◆ **QUOTED TEXT**
Evergrande's debt problem is back with a vengeance...

Harry Hamburg
Harry Hamburg
9 min read

Remember the October before last?

I hope so, or we have bigger things to worry about.

Well, that October I wrote about the potential collapse of Chinese property giant, Evergrande… and the impact it could have on all financial markets, including crypto.

From that piece:

Of all the many stories that sailed by this month, one of them was so big it threatened to disrupt the entire financial system with its wake.
(Can you tell I watched a lot of boats bobbing about on the med last week?)
And that story was the impending collapse of China’s second biggest property developer, Evergrande.
Three years ago Evergrande became the “most valuable real estate company in the world” and is ranked 122 on the Global Fortune 500, according to Wikipedia.
So what if some property developer in China goes bust? You might think. Why should we care?
Well, because it’s not really so much about the company going bust. It’s about its debt obligations.
You see, Evergrande has around $300 billion of debt
And this massive pile of debt isn’t just owed to its customers. It isn’t even just owed in China. It’s been packaged up and sold as investment products (bonds) to businesses all over the planet…
Including (allegedly) Tether – the world’s biggest stablecoin and subject of endless controversy, murky dealings and lawsuits – and maybe even the far more reputable stablecoin, USDC. (Source: Coin Telegraph)
So it wasn’t just the regular financial world that got spooked, it was crypto, too.
From Reuters:
Evergrande bondholders also include some of the world's biggest asset managers, according to the latest data published by Morningstar Direct on holdings of U.S. and cross border funds, as well as Asian bond funds.
The debt is held by funds run by asset managers such as UBS, Fidelity, PIMCO as well as emerging markets focused asset manager Ashmore Group, the data showed.
And its shares are also held by various funds and ETFs around the world.
Again, from Reuters:
"On the equities side, various Vanguard funds held a combined $40 million or so worth of shares as of August, Refinitiv Eikon, data showed, while BlackRock held at least $13 million across its iShare MSCI emerging market ETFs."

◆ **GIVEN INSTRUCTION**
Answer these questions using the Evergrande article.
(a) What rank does Evergrande hold on the Global Fortune 500?
(b) How much debt does Evergrande have?
(c) According to the second Reuters quotation, how much did BlackRock hold?

Element box records:
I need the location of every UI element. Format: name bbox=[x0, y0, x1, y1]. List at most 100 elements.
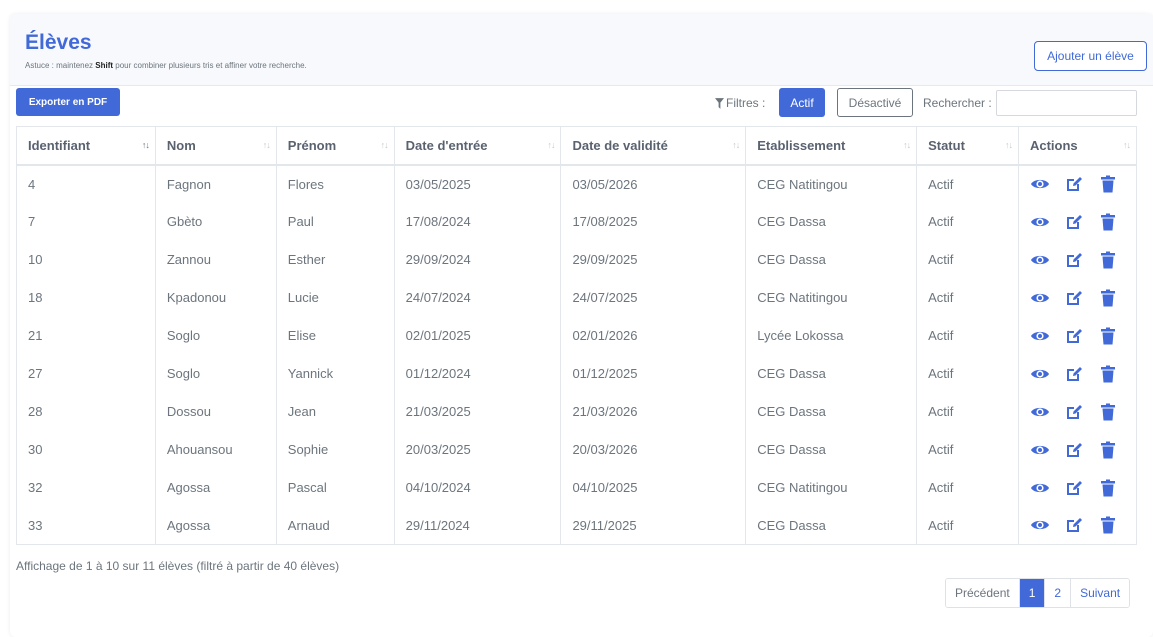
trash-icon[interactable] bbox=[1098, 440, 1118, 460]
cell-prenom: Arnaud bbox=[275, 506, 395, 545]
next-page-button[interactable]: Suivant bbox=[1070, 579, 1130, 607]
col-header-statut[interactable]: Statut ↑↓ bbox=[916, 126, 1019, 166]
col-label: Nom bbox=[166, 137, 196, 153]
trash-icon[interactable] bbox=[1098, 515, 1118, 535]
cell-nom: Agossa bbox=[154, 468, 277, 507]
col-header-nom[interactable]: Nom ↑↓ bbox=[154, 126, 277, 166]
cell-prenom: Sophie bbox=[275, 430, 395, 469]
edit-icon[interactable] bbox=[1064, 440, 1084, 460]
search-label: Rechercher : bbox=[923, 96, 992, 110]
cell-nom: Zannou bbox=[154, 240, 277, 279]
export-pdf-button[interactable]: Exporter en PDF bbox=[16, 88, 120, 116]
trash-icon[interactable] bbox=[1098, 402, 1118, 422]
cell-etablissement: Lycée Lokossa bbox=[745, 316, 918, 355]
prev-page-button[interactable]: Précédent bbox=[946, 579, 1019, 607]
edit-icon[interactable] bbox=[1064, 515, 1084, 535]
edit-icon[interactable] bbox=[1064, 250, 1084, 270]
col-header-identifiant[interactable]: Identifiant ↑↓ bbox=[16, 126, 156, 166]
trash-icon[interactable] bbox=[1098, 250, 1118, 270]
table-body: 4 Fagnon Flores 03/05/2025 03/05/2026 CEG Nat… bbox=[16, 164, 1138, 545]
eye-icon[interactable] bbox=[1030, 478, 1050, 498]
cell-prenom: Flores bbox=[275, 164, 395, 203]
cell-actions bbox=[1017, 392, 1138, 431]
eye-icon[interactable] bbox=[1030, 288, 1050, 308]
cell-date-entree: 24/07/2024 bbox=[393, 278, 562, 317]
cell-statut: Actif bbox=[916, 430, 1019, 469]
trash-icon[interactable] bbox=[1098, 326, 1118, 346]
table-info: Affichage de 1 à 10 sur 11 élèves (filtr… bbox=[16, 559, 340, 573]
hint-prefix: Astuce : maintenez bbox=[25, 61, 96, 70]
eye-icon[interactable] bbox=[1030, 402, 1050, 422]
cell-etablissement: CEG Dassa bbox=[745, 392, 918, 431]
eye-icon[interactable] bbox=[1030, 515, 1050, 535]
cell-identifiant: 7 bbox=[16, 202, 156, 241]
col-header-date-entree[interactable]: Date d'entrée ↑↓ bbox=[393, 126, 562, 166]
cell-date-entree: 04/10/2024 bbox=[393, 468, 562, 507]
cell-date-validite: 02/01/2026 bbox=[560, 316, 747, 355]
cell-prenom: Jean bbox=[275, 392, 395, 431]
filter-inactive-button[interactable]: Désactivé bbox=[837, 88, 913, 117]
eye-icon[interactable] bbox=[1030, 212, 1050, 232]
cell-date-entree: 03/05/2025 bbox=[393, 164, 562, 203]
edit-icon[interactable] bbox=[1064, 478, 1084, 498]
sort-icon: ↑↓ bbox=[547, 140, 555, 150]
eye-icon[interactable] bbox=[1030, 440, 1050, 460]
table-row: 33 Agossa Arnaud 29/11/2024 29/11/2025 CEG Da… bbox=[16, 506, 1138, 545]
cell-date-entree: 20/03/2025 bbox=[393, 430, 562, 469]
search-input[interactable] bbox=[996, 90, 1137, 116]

◆ **SOLUTION TO THIS TASK**
(a) 122
(b) Around $300 billion
(c) At least $13 million across its iShare MSCI emerging market ETFs